Data for processing:
[Start]

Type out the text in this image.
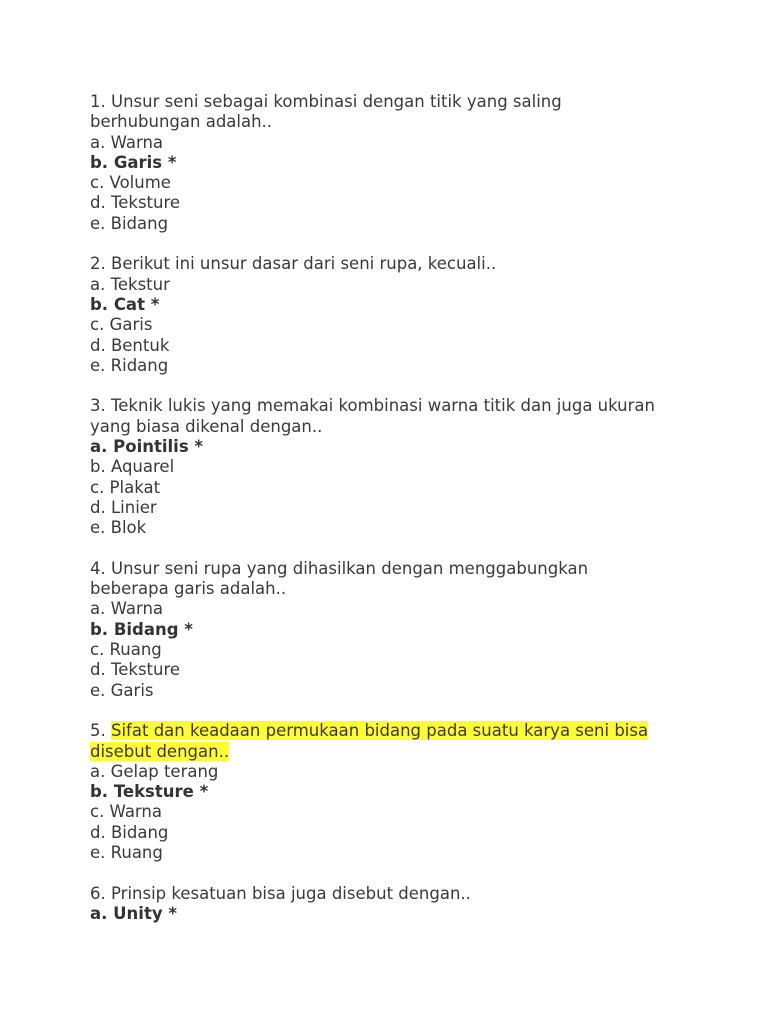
1. Unsur seni sebagai kombinasi dengan titik yang saling
berhubungan adalah..
a. Warna
b. Garis *
c. Volume
d. Teksture
e. Bidang
2. Berikut ini unsur dasar dari seni rupa, kecuali..
a. Tekstur
b. Cat *
c. Garis
d. Bentuk
e. Ridang
3. Teknik lukis yang memakai kombinasi warna titik dan juga ukuran
yang biasa dikenal dengan..
a. Pointilis *
b. Aquarel
c. Plakat
d. Linier
e. Blok
4. Unsur seni rupa yang dihasilkan dengan menggabungkan
beberapa garis adalah..
a. Warna
b. Bidang *
c. Ruang
d. Teksture
e. Garis
5. Sifat dan keadaan permukaan bidang pada suatu karya seni bisa
disebut dengan..
a. Gelap terang
b. Teksture *
c. Warna
d. Bidang
e. Ruang
6. Prinsip kesatuan bisa juga disebut dengan..
a. Unity *
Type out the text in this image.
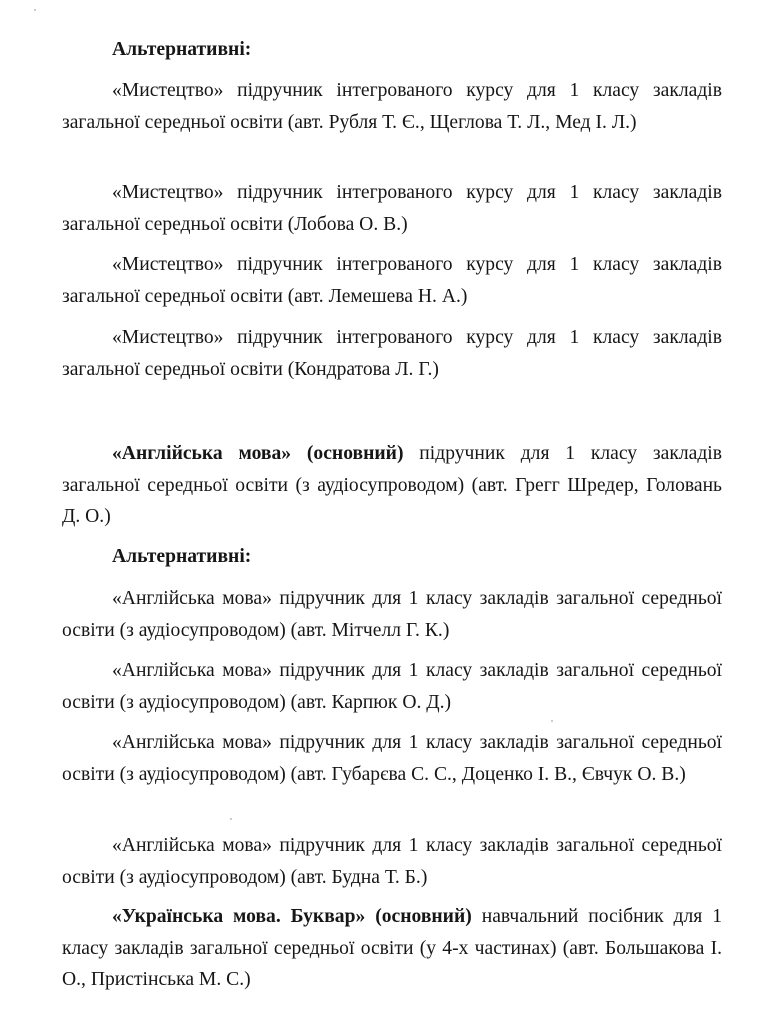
Альтернативні:

«Мистецтво» підручник інтегрованого курсу для 1 класу закладів загальної середньої освіти (авт. Рубля Т. Є., Щеглова Т. Л., Мед І. Л.)

«Мистецтво» підручник інтегрованого курсу для 1 класу закладів загальної середньої освіти (Лобова О. В.)

«Мистецтво» підручник інтегрованого курсу для 1 класу закладів загальної середньої освіти (авт. Лемешева Н. А.)

«Мистецтво» підручник інтегрованого курсу для 1 класу закладів загальної середньої освіти (Кондратова Л. Г.)

«Англійська мова» (основний) підручник для 1 класу закладів загальної середньої освіти (з аудіосупроводом) (авт. Грегг Шредер, Головань Д. О.)

Альтернативні:

«Англійська мова» підручник для 1 класу закладів загальної середньої освіти (з аудіосупроводом) (авт. Мітчелл Г. К.)

«Англійська мова» підручник для 1 класу закладів загальної середньої освіти (з аудіосупроводом) (авт. Карпюк О. Д.)

«Англійська мова» підручник для 1 класу закладів загальної середньої освіти (з аудіосупроводом) (авт. Губарєва С. С., Доценко І. В., Євчук О. В.)

«Англійська мова» підручник для 1 класу закладів загальної середньої освіти (з аудіосупроводом) (авт. Будна Т. Б.)

«Українська мова. Буквар» (основний) навчальний посібник для 1 класу закладів загальної середньої освіти (у 4-х частинах) (авт. Большакова І. О., Пристінська М. С.)
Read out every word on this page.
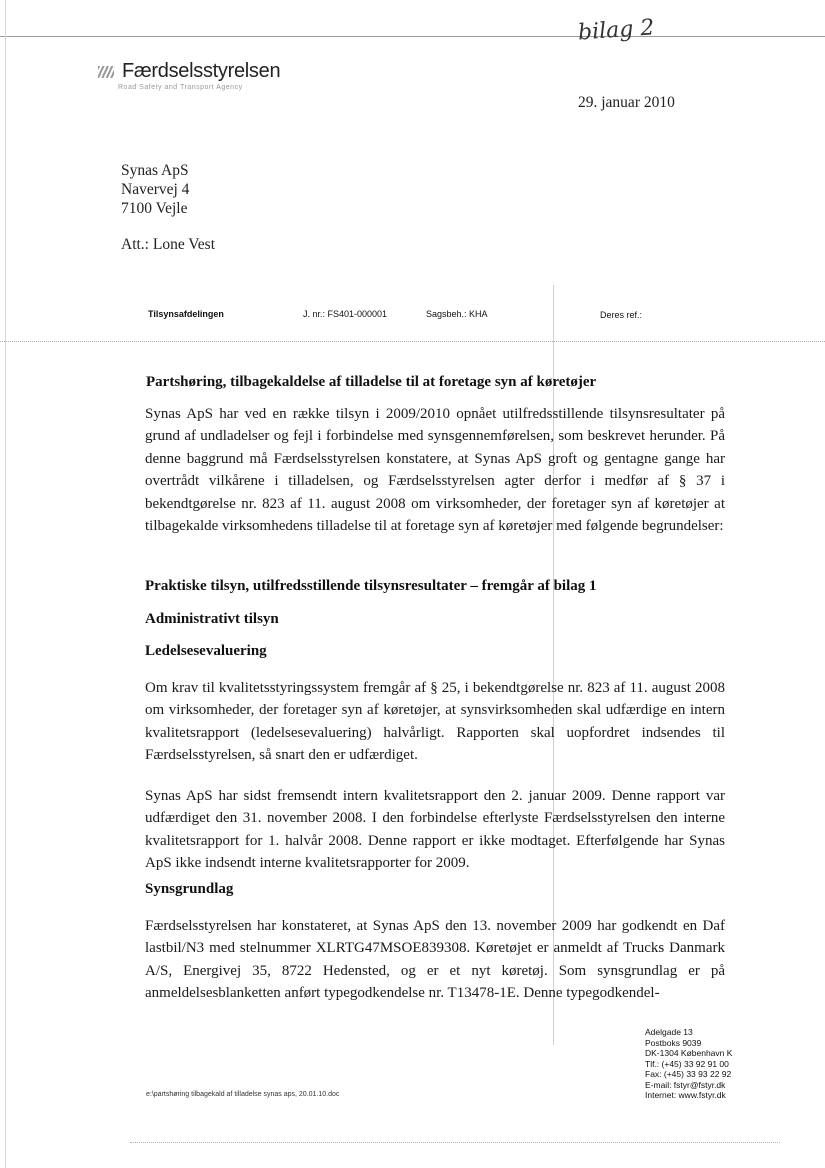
bilag 2
Færdselsstyrelsen
Road Safety and Transport Agency
29. januar 2010
Synas ApS
Navervej 4
7100 Vejle
Att.: Lone Vest
Tilsynsafdelingen	J. nr.: FS401-000001	Sagsbeh.: KHA	Deres ref.:
Partshøring, tilbagekaldelse af tilladelse til at foretage syn af køretøjer
Synas ApS har ved en række tilsyn i 2009/2010 opnået utilfredsstillende tilsynsresultater på grund af undladelser og fejl i forbindelse med synsgennemførelsen, som beskrevet herunder. På denne baggrund må Færdselsstyrelsen konstatere, at Synas ApS groft og gentagne gange har overtrådt vilkårene i tilladelsen, og Færdselsstyrelsen agter derfor i medfør af § 37 i bekendtgørelse nr. 823 af 11. august 2008 om virksomheder, der foretager syn af køretøjer at tilbagekalde virksomhedens tilladelse til at foretage syn af køretøjer med følgende begrundelser:
Praktiske tilsyn, utilfredsstillende tilsynsresultater – fremgår af bilag 1
Administrativt tilsyn
Ledelsesevaluering
Om krav til kvalitetsstyringssystem fremgår af § 25, i bekendtgørelse nr. 823 af 11. august 2008 om virksomheder, der foretager syn af køretøjer, at synsvirksomheden skal udfærdige en intern kvalitetsrapport (ledelsesevaluering) halvårligt. Rapporten skal uopfordret indsendes til Færdselsstyrelsen, så snart den er udfærdiget.
Synas ApS har sidst fremsendt intern kvalitetsrapport den 2. januar 2009. Denne rapport var udfærdiget den 31. november 2008. I den forbindelse efterlyste Færdselsstyrelsen den interne kvalitetsrapport for 1. halvår 2008. Denne rapport er ikke modtaget. Efterfølgende har Synas ApS ikke indsendt interne kvalitetsrapporter for 2009.
Synsgrundlag
Færdselsstyrelsen har konstateret, at Synas ApS den 13. november 2009 har godkendt en Daf lastbil/N3 med stelnummer XLRTG47MSOE839308. Køretøjet er anmeldt af Trucks Danmark A/S, Energivej 35, 8722 Hedensted, og er et nyt køretøj. Som synsgrundlag er på anmeldelsesblanketten anført typegodkendelse nr. T13478-1E. Denne typegodkendel-
e:\partshøring tilbagekald af tilladelse synas aps, 20.01.10.doc
Adelgade 13
Postboks 9039
DK-1304 København K
Tlf.: (+45) 33 92 91 00
Fax: (+45) 33 93 22 92
E-mail: fstyr@fstyr.dk
Internet: www.fstyr.dk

[End]

Images must not appear in the copy; reproduce everything else in the records verbatim.

Solution to this exercise:
Type out the text in this image.
1. Unsur seni sebagai kombinasi dengan titik yang saling
berhubungan adalah..
a. Warna
b. Garis *
c. Volume
d. Teksture
e. Bidang
2. Berikut ini unsur dasar dari seni rupa, kecuali..
a. Tekstur
b. Cat *
c. Garis
d. Bentuk
e. Ridang
3. Teknik lukis yang memakai kombinasi warna titik dan juga ukuran
yang biasa dikenal dengan..
a. Pointilis *
b. Aquarel
c. Plakat
d. Linier
e. Blok
4. Unsur seni rupa yang dihasilkan dengan menggabungkan
beberapa garis adalah..
a. Warna
b. Bidang *
c. Ruang
d. Teksture
e. Garis
5. Sifat dan keadaan permukaan bidang pada suatu karya seni bisa
disebut dengan..
a. Gelap terang
b. Teksture *
c. Warna
d. Bidang
e. Ruang
6. Prinsip kesatuan bisa juga disebut dengan..
a. Unity *
Type out the text in this image.
Альтернативні:

«Мистецтво» підручник інтегрованого курсу для 1 класу закладів загальної середньої освіти (авт. Рубля Т. Є., Щеглова Т. Л., Мед І. Л.)

«Мистецтво» підручник інтегрованого курсу для 1 класу закладів загальної середньої освіти (Лобова О. В.)

«Мистецтво» підручник інтегрованого курсу для 1 класу закладів загальної середньої освіти (авт. Лемешева Н. А.)

«Мистецтво» підручник інтегрованого курсу для 1 класу закладів загальної середньої освіти (Кондратова Л. Г.)

«Англійська мова» (основний) підручник для 1 класу закладів загальної середньої освіти (з аудіосупроводом) (авт. Грегг Шредер, Головань Д. О.)

Альтернативні:

«Англійська мова» підручник для 1 класу закладів загальної середньої освіти (з аудіосупроводом) (авт. Мітчелл Г. К.)

«Англійська мова» підручник для 1 класу закладів загальної середньої освіти (з аудіосупроводом) (авт. Карпюк О. Д.)

«Англійська мова» підручник для 1 класу закладів загальної середньої освіти (з аудіосупроводом) (авт. Губарєва С. С., Доценко І. В., Євчук О. В.)

«Англійська мова» підручник для 1 класу закладів загальної середньої освіти (з аудіосупроводом) (авт. Будна Т. Б.)

«Українська мова. Буквар» (основний) навчальний посібник для 1 класу закладів загальної середньої освіти (у 4-х частинах) (авт. Большакова І. О., Пристінська М. С.)
Read out every word on this page.
bilag 2
Færdselsstyrelsen
Road Safety and Transport Agency
29. januar 2010
Synas ApS
Navervej 4
7100 Vejle
Att.: Lone Vest
Tilsynsafdelingen	J. nr.: FS401-000001	Sagsbeh.: KHA	Deres ref.:
Partshøring, tilbagekaldelse af tilladelse til at foretage syn af køretøjer
Synas ApS har ved en række tilsyn i 2009/2010 opnået utilfredsstillende tilsynsresultater på grund af undladelser og fejl i forbindelse med synsgennemførelsen, som beskrevet herunder. På denne baggrund må Færdselsstyrelsen konstatere, at Synas ApS groft og gentagne gange har overtrådt vilkårene i tilladelsen, og Færdselsstyrelsen agter derfor i medfør af § 37 i bekendtgørelse nr. 823 af 11. august 2008 om virksomheder, der foretager syn af køretøjer at tilbagekalde virksomhedens tilladelse til at foretage syn af køretøjer med følgende begrundelser:
Praktiske tilsyn, utilfredsstillende tilsynsresultater – fremgår af bilag 1
Administrativt tilsyn
Ledelsesevaluering
Om krav til kvalitetsstyringssystem fremgår af § 25, i bekendtgørelse nr. 823 af 11. august 2008 om virksomheder, der foretager syn af køretøjer, at synsvirksomheden skal udfærdige en intern kvalitetsrapport (ledelsesevaluering) halvårligt. Rapporten skal uopfordret indsendes til Færdselsstyrelsen, så snart den er udfærdiget.
Synas ApS har sidst fremsendt intern kvalitetsrapport den 2. januar 2009. Denne rapport var udfærdiget den 31. november 2008. I den forbindelse efterlyste Færdselsstyrelsen den interne kvalitetsrapport for 1. halvår 2008. Denne rapport er ikke modtaget. Efterfølgende har Synas ApS ikke indsendt interne kvalitetsrapporter for 2009.
Synsgrundlag
Færdselsstyrelsen har konstateret, at Synas ApS den 13. november 2009 har godkendt en Daf lastbil/N3 med stelnummer XLRTG47MSOE839308. Køretøjet er anmeldt af Trucks Danmark A/S, Energivej 35, 8722 Hedensted, og er et nyt køretøj. Som synsgrundlag er på anmeldelsesblanketten anført typegodkendelse nr. T13478-1E. Denne typegodkendel-
e:\partshøring tilbagekald af tilladelse synas aps, 20.01.10.doc
Adelgade 13
Postboks 9039
DK-1304 København K
Tlf.: (+45) 33 92 91 00
Fax: (+45) 33 93 22 92
E-mail: fstyr@fstyr.dk
Internet: www.fstyr.dk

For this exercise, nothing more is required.